What you have to do: Retype the records below word for word and omit any image.
==== Available records
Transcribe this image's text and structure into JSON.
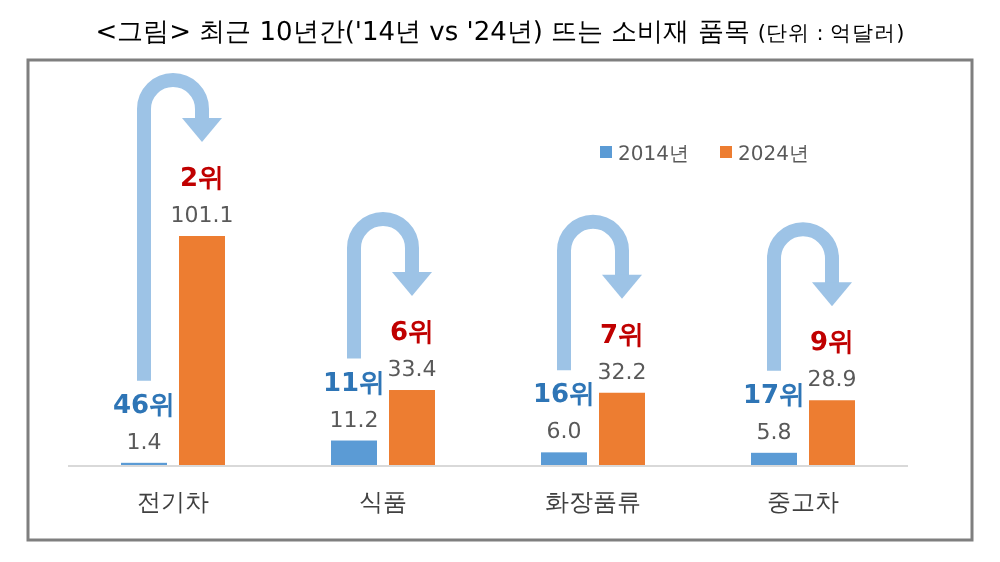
{
  "chart_data": {
    "type": "bar",
    "title": "<그림> 최근 10년간('14년 vs '24년) 뜨는 소비재 품목",
    "subtitle": "(단위 : 억달러)",
    "categories": [
      "전기차",
      "식품",
      "화장품류",
      "중고차"
    ],
    "series": [
      {
        "name": "2014년",
        "color": "#5b9bd5",
        "values": [
          1.4,
          11.2,
          6.0,
          5.8
        ],
        "value_labels": [
          "1.4",
          "11.2",
          "6.0",
          "5.8"
        ]
      },
      {
        "name": "2024년",
        "color": "#ed7d31",
        "values": [
          101.1,
          33.4,
          32.2,
          28.9
        ],
        "value_labels": [
          "101.1",
          "33.4",
          "32.2",
          "28.9"
        ]
      }
    ],
    "legend": "top right",
    "annotations": [
      {
        "text": "46위",
        "x": "전기차",
        "y": 1.4
      },
      {
        "text": "2위",
        "x": "전기차",
        "y": 101.1
      },
      {
        "text": "11위",
        "x": "식품",
        "y": 11.2
      },
      {
        "text": "6위",
        "x": "식품",
        "y": 33.4
      },
      {
        "text": "16위",
        "x": "화장품류",
        "y": 6.0
      },
      {
        "text": "7위",
        "x": "화장품류",
        "y": 32.2
      },
      {
        "text": "17위",
        "x": "중고차",
        "y": 5.8
      },
      {
        "text": "9위",
        "x": "중고차",
        "y": 28.9
      }
    ]
  }
}
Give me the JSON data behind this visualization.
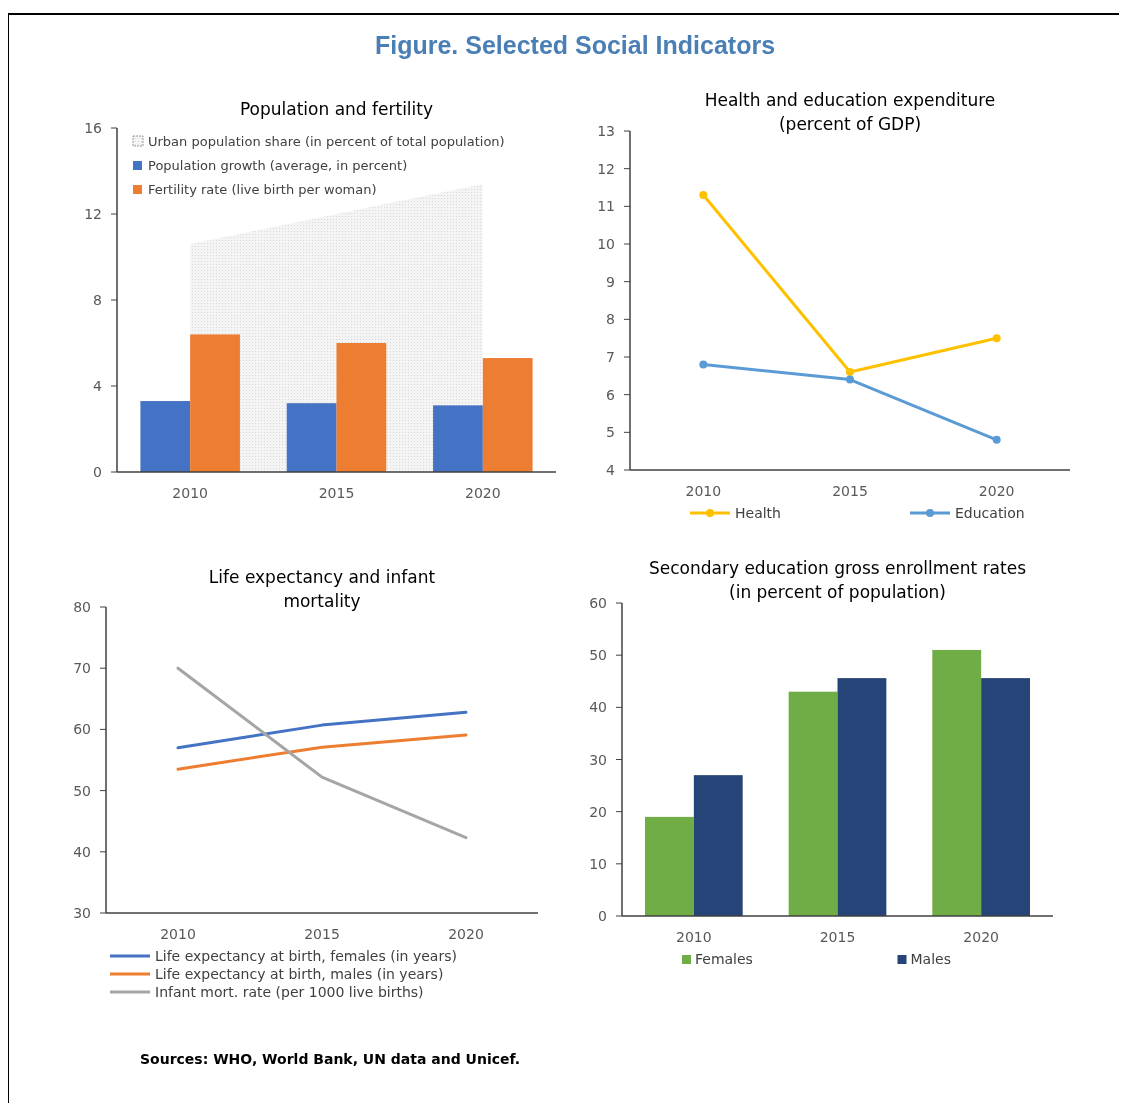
{
  "chart_data": [
    {
      "type": "other",
      "title": "Figure. Selected Social Indicators",
      "annotations": [
        "Sources: WHO, World Bank, UN data and Unicef."
      ]
    },
    {
      "type": "bar",
      "title": "Population and fertility",
      "categories": [
        "2010",
        "2015",
        "2020"
      ],
      "ylim": [
        0,
        16
      ],
      "yticks": [
        0,
        4,
        8,
        12,
        16
      ],
      "legend": "top left",
      "series": [
        {
          "name": "Urban population share (in percent of total population)",
          "type": "area",
          "color": "#d9d9d9",
          "values": [
            10.6,
            12.0,
            13.4
          ]
        },
        {
          "name": "Population growth (average, in percent)",
          "color": "#4472c4",
          "values": [
            3.3,
            3.2,
            3.1
          ]
        },
        {
          "name": "Fertility rate (live birth per woman)",
          "color": "#ed7d31",
          "values": [
            6.4,
            6.0,
            5.3
          ]
        }
      ]
    },
    {
      "type": "line",
      "title": "Health and education expenditure (percent of GDP)",
      "categories": [
        "2010",
        "2015",
        "2020"
      ],
      "ylim": [
        4,
        13
      ],
      "yticks": [
        4,
        5,
        6,
        7,
        8,
        9,
        10,
        11,
        12,
        13
      ],
      "legend": "bottom",
      "marker": "circle",
      "series": [
        {
          "name": "Health",
          "color": "#ffc000",
          "values": [
            11.3,
            6.6,
            7.5
          ]
        },
        {
          "name": "Education",
          "color": "#5b9bd5",
          "values": [
            6.8,
            6.4,
            4.8
          ]
        }
      ]
    },
    {
      "type": "line",
      "title": "Life expectancy and  infant mortality",
      "categories": [
        "2010",
        "2015",
        "2020"
      ],
      "ylim": [
        30,
        80
      ],
      "yticks": [
        30,
        40,
        50,
        60,
        70,
        80
      ],
      "legend": "bottom",
      "series": [
        {
          "name": "Life expectancy at birth, females (in years)",
          "color": "#4472c4",
          "values": [
            57,
            60.7,
            62.8
          ]
        },
        {
          "name": "Life expectancy at birth, males (in years)",
          "color": "#ed7d31",
          "values": [
            53.5,
            57.1,
            59.1
          ]
        },
        {
          "name": "Infant mort. rate (per 1000 live births)",
          "color": "#a5a5a5",
          "values": [
            70,
            52.2,
            42.3
          ]
        }
      ]
    },
    {
      "type": "bar",
      "title": "Secondary education gross enrollment rates (in percent of population)",
      "categories": [
        "2010",
        "2015",
        "2020"
      ],
      "ylim": [
        0,
        60
      ],
      "yticks": [
        0,
        10,
        20,
        30,
        40,
        50,
        60
      ],
      "legend": "bottom",
      "series": [
        {
          "name": "Females",
          "color": "#70ad47",
          "values": [
            19,
            43,
            51
          ]
        },
        {
          "name": "Males",
          "color": "#264478",
          "values": [
            27,
            45.6,
            45.6
          ]
        }
      ]
    }
  ]
}
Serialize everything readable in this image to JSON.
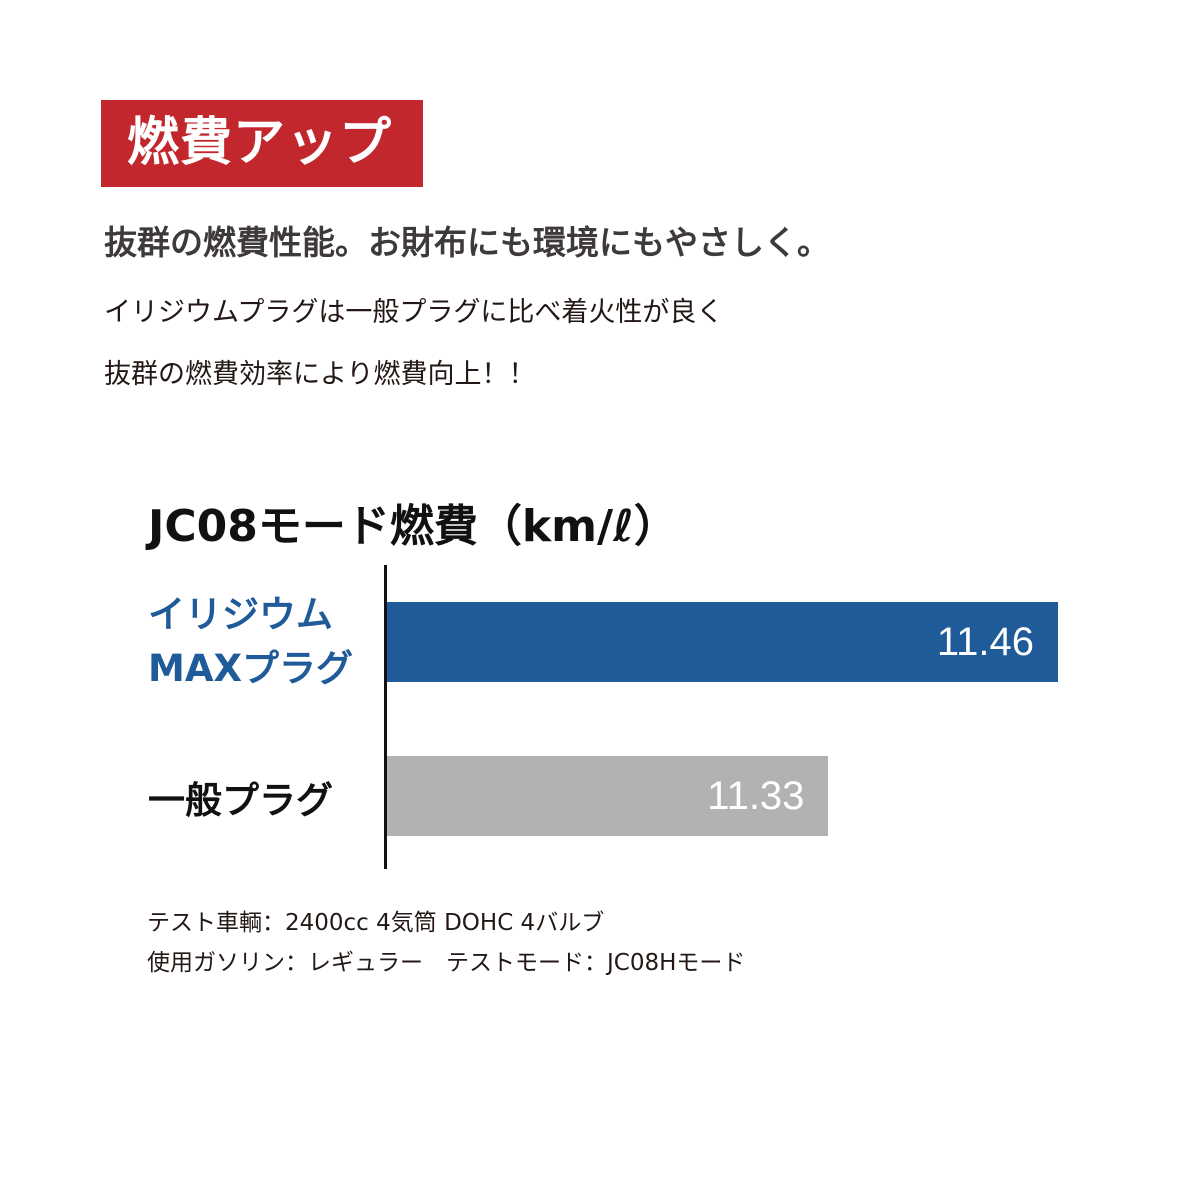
{
  "badge": "燃費アップ",
  "headline": "抜群の燃費性能。お財布にも環境にもやさしく。",
  "body_lines": [
    "イリジウムプラグは一般プラグに比べ着火性が良く",
    "抜群の燃費効率により燃費向上！！"
  ],
  "colors": {
    "badge": "#c1272d",
    "iridium": "#1f5a99",
    "standard": "#b1b2b3"
  },
  "chart_data": {
    "type": "bar",
    "orientation": "horizontal",
    "title": "JC08モード燃費（km/ℓ）",
    "categories": [
      {
        "lines": [
          "イリジウム",
          "MAXプラグ"
        ],
        "color": "#1f5a99"
      },
      {
        "lines": [
          "一般プラグ"
        ],
        "color": "#111111"
      }
    ],
    "values": [
      11.46,
      11.33
    ],
    "value_labels": [
      "11.46",
      "11.33"
    ],
    "xlim": [
      11.08,
      11.46
    ],
    "grid": false
  },
  "notes": [
    "テスト車輌：2400cc 4気筒 DOHC 4バルブ",
    "使用ガソリン：レギュラー　テストモード：JC08Hモード"
  ]
}
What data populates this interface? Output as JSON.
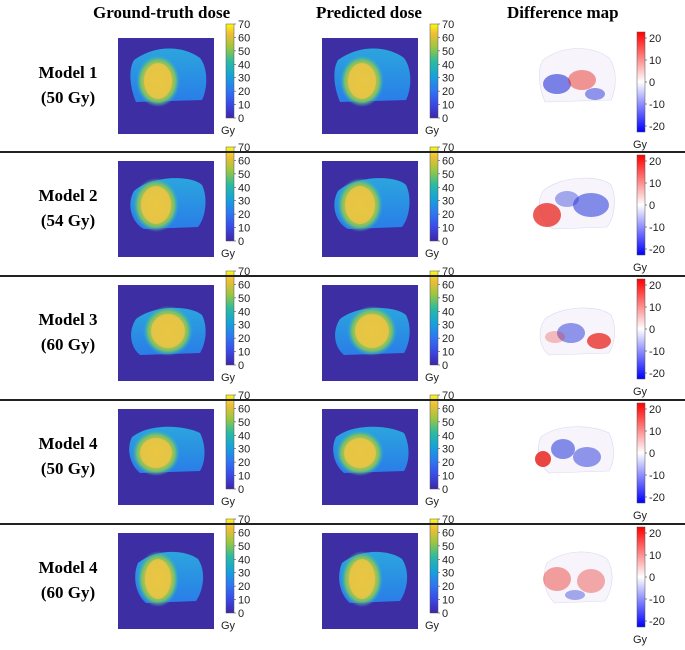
========
Exercise response:
Transcribe this image's text and structure into JSON.
{
  "chart_data": {
    "type": "bar",
    "title": "<그림> 최근 10년간('14년 vs '24년) 뜨는 소비재 품목",
    "subtitle": "(단위 : 억달러)",
    "categories": [
      "전기차",
      "식품",
      "화장품류",
      "중고차"
    ],
    "series": [
      {
        "name": "2014년",
        "color": "#5b9bd5",
        "values": [
          1.4,
          11.2,
          6.0,
          5.8
        ],
        "value_labels": [
          "1.4",
          "11.2",
          "6.0",
          "5.8"
        ]
      },
      {
        "name": "2024년",
        "color": "#ed7d31",
        "values": [
          101.1,
          33.4,
          32.2,
          28.9
        ],
        "value_labels": [
          "101.1",
          "33.4",
          "32.2",
          "28.9"
        ]
      }
    ],
    "legend": "top right",
    "annotations": [
      {
        "text": "46위",
        "x": "전기차",
        "y": 1.4
      },
      {
        "text": "2위",
        "x": "전기차",
        "y": 101.1
      },
      {
        "text": "11위",
        "x": "식품",
        "y": 11.2
      },
      {
        "text": "6위",
        "x": "식품",
        "y": 33.4
      },
      {
        "text": "16위",
        "x": "화장품류",
        "y": 6.0
      },
      {
        "text": "7위",
        "x": "화장품류",
        "y": 32.2
      },
      {
        "text": "17위",
        "x": "중고차",
        "y": 5.8
      },
      {
        "text": "9위",
        "x": "중고차",
        "y": 28.9
      }
    ]
  }
}
Give me the JSON data behind this visualization.
{
  "chart_data": [
    {
      "type": "other",
      "title": "Figure. Selected Social Indicators",
      "annotations": [
        "Sources: WHO, World Bank, UN data and Unicef."
      ]
    },
    {
      "type": "bar",
      "title": "Population and fertility",
      "categories": [
        "2010",
        "2015",
        "2020"
      ],
      "ylim": [
        0,
        16
      ],
      "yticks": [
        0,
        4,
        8,
        12,
        16
      ],
      "legend": "top left",
      "series": [
        {
          "name": "Urban population share (in percent of total population)",
          "type": "area",
          "color": "#d9d9d9",
          "values": [
            10.6,
            12.0,
            13.4
          ]
        },
        {
          "name": "Population growth (average, in percent)",
          "color": "#4472c4",
          "values": [
            3.3,
            3.2,
            3.1
          ]
        },
        {
          "name": "Fertility rate (live birth per woman)",
          "color": "#ed7d31",
          "values": [
            6.4,
            6.0,
            5.3
          ]
        }
      ]
    },
    {
      "type": "line",
      "title": "Health and education expenditure (percent of GDP)",
      "categories": [
        "2010",
        "2015",
        "2020"
      ],
      "ylim": [
        4,
        13
      ],
      "yticks": [
        4,
        5,
        6,
        7,
        8,
        9,
        10,
        11,
        12,
        13
      ],
      "legend": "bottom",
      "marker": "circle",
      "series": [
        {
          "name": "Health",
          "color": "#ffc000",
          "values": [
            11.3,
            6.6,
            7.5
          ]
        },
        {
          "name": "Education",
          "color": "#5b9bd5",
          "values": [
            6.8,
            6.4,
            4.8
          ]
        }
      ]
    },
    {
      "type": "line",
      "title": "Life expectancy and  infant mortality",
      "categories": [
        "2010",
        "2015",
        "2020"
      ],
      "ylim": [
        30,
        80
      ],
      "yticks": [
        30,
        40,
        50,
        60,
        70,
        80
      ],
      "legend": "bottom",
      "series": [
        {
          "name": "Life expectancy at birth, females (in years)",
          "color": "#4472c4",
          "values": [
            57,
            60.7,
            62.8
          ]
        },
        {
          "name": "Life expectancy at birth, males (in years)",
          "color": "#ed7d31",
          "values": [
            53.5,
            57.1,
            59.1
          ]
        },
        {
          "name": "Infant mort. rate (per 1000 live births)",
          "color": "#a5a5a5",
          "values": [
            70,
            52.2,
            42.3
          ]
        }
      ]
    },
    {
      "type": "bar",
      "title": "Secondary education gross enrollment rates (in percent of population)",
      "categories": [
        "2010",
        "2015",
        "2020"
      ],
      "ylim": [
        0,
        60
      ],
      "yticks": [
        0,
        10,
        20,
        30,
        40,
        50,
        60
      ],
      "legend": "bottom",
      "series": [
        {
          "name": "Females",
          "color": "#70ad47",
          "values": [
            19,
            43,
            51
          ]
        },
        {
          "name": "Males",
          "color": "#264478",
          "values": [
            27,
            45.6,
            45.6
          ]
        }
      ]
    }
  ]
}
Serialize everything readable in this image to JSON.
{
  "badge": "燃費アップ",
  "headline": "抜群の燃費性能。お財布にも環境にもやさしく。",
  "body_lines": [
    "イリジウムプラグは一般プラグに比べ着火性が良く",
    "抜群の燃費効率により燃費向上！！"
  ],
  "colors": {
    "badge": "#c1272d",
    "iridium": "#1f5a99",
    "standard": "#b1b2b3"
  },
  "chart_data": {
    "type": "bar",
    "orientation": "horizontal",
    "title": "JC08モード燃費（km/ℓ）",
    "categories": [
      {
        "lines": [
          "イリジウム",
          "MAXプラグ"
        ],
        "color": "#1f5a99"
      },
      {
        "lines": [
          "一般プラグ"
        ],
        "color": "#111111"
      }
    ],
    "values": [
      11.46,
      11.33
    ],
    "value_labels": [
      "11.46",
      "11.33"
    ],
    "xlim": [
      11.08,
      11.46
    ],
    "grid": false
  },
  "notes": [
    "テスト車輌：2400cc 4気筒 DOHC 4バルブ",
    "使用ガソリン：レギュラー　テストモード：JC08Hモード"
  ]
}
What data populates this interface? Output as JSON.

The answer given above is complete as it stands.